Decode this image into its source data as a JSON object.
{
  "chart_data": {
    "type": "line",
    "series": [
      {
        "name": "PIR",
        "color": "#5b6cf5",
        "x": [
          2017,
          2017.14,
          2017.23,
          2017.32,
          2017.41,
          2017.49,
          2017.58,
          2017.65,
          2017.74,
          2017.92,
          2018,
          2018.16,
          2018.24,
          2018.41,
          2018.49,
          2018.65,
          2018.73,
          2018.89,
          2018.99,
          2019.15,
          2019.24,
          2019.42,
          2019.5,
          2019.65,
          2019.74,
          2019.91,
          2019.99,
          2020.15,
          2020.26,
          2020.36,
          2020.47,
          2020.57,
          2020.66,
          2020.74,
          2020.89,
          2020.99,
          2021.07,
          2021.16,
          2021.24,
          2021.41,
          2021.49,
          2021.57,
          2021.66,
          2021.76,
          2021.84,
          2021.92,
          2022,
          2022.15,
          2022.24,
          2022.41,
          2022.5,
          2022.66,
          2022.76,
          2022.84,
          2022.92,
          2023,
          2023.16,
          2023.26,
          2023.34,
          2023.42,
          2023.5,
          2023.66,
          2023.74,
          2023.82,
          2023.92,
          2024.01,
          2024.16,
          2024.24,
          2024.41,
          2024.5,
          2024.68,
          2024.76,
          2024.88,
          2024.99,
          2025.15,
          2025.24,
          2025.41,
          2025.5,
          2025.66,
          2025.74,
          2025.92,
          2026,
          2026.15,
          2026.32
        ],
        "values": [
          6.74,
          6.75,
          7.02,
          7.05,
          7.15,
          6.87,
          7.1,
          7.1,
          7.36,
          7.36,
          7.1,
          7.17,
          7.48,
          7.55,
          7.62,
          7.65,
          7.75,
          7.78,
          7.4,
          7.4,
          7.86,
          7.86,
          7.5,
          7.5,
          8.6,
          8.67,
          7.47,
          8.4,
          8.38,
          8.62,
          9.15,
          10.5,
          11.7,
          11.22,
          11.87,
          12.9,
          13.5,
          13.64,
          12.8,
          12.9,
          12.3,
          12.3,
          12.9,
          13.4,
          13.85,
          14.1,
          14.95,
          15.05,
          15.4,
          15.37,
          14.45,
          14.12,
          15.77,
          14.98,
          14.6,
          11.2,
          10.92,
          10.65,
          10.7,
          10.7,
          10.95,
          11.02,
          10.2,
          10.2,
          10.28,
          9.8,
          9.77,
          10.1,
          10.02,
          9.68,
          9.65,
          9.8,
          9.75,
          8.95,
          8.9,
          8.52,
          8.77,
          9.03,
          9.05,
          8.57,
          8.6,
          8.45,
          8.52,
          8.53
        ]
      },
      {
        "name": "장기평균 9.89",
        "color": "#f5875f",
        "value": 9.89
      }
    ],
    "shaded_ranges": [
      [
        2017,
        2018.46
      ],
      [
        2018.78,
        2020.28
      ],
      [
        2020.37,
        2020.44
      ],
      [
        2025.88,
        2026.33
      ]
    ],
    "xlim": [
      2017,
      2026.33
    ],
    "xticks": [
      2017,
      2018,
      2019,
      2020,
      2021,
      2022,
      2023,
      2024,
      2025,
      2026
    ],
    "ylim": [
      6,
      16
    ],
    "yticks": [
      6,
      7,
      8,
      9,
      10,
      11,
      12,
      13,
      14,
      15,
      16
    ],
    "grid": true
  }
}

- - - -

- [REQUIRED TASK]: Repeat every line of the records above exactly.

- [REPLY TO THE EXERCISE]:
Decode this image into its source data as a JSON object.
{
  "chart_data": {
    "type": "line",
    "series": [
      {
        "name": "PIR",
        "color": "#5b6cf5",
        "x": [
          2017,
          2017.14,
          2017.23,
          2017.32,
          2017.41,
          2017.49,
          2017.58,
          2017.65,
          2017.74,
          2017.92,
          2018,
          2018.16,
          2018.24,
          2018.41,
          2018.49,
          2018.65,
          2018.73,
          2018.89,
          2018.99,
          2019.15,
          2019.24,
          2019.42,
          2019.5,
          2019.65,
          2019.74,
          2019.91,
          2019.99,
          2020.15,
          2020.26,
          2020.36,
          2020.47,
          2020.57,
          2020.66,
          2020.74,
          2020.89,
          2020.99,
          2021.07,
          2021.16,
          2021.24,
          2021.41,
          2021.49,
          2021.57,
          2021.66,
          2021.76,
          2021.84,
          2021.92,
          2022,
          2022.15,
          2022.24,
          2022.41,
          2022.5,
          2022.66,
          2022.76,
          2022.84,
          2022.92,
          2023,
          2023.16,
          2023.26,
          2023.34,
          2023.42,
          2023.5,
          2023.66,
          2023.74,
          2023.82,
          2023.92,
          2024.01,
          2024.16,
          2024.24,
          2024.41,
          2024.5,
          2024.68,
          2024.76,
          2024.88,
          2024.99,
          2025.15,
          2025.24,
          2025.41,
          2025.5,
          2025.66,
          2025.74,
          2025.92,
          2026,
          2026.15,
          2026.32
        ],
        "values": [
          6.74,
          6.75,
          7.02,
          7.05,
          7.15,
          6.87,
          7.1,
          7.1,
          7.36,
          7.36,
          7.1,
          7.17,
          7.48,
          7.55,
          7.62,
          7.65,
          7.75,
          7.78,
          7.4,
          7.4,
          7.86,
          7.86,
          7.5,
          7.5,
          8.6,
          8.67,
          7.47,
          8.4,
          8.38,
          8.62,
          9.15,
          10.5,
          11.7,
          11.22,
          11.87,
          12.9,
          13.5,
          13.64,
          12.8,
          12.9,
          12.3,
          12.3,
          12.9,
          13.4,
          13.85,
          14.1,
          14.95,
          15.05,
          15.4,
          15.37,
          14.45,
          14.12,
          15.77,
          14.98,
          14.6,
          11.2,
          10.92,
          10.65,
          10.7,
          10.7,
          10.95,
          11.02,
          10.2,
          10.2,
          10.28,
          9.8,
          9.77,
          10.1,
          10.02,
          9.68,
          9.65,
          9.8,
          9.75,
          8.95,
          8.9,
          8.52,
          8.77,
          9.03,
          9.05,
          8.57,
          8.6,
          8.45,
          8.52,
          8.53
        ]
      },
      {
        "name": "장기평균 9.89",
        "color": "#f5875f",
        "value": 9.89
      }
    ],
    "shaded_ranges": [
      [
        2017,
        2018.46
      ],
      [
        2018.78,
        2020.28
      ],
      [
        2020.37,
        2020.44
      ],
      [
        2025.88,
        2026.33
      ]
    ],
    "xlim": [
      2017,
      2026.33
    ],
    "xticks": [
      2017,
      2018,
      2019,
      2020,
      2021,
      2022,
      2023,
      2024,
      2025,
      2026
    ],
    "ylim": [
      6,
      16
    ],
    "yticks": [
      6,
      7,
      8,
      9,
      10,
      11,
      12,
      13,
      14,
      15,
      16
    ],
    "grid": true
  }
}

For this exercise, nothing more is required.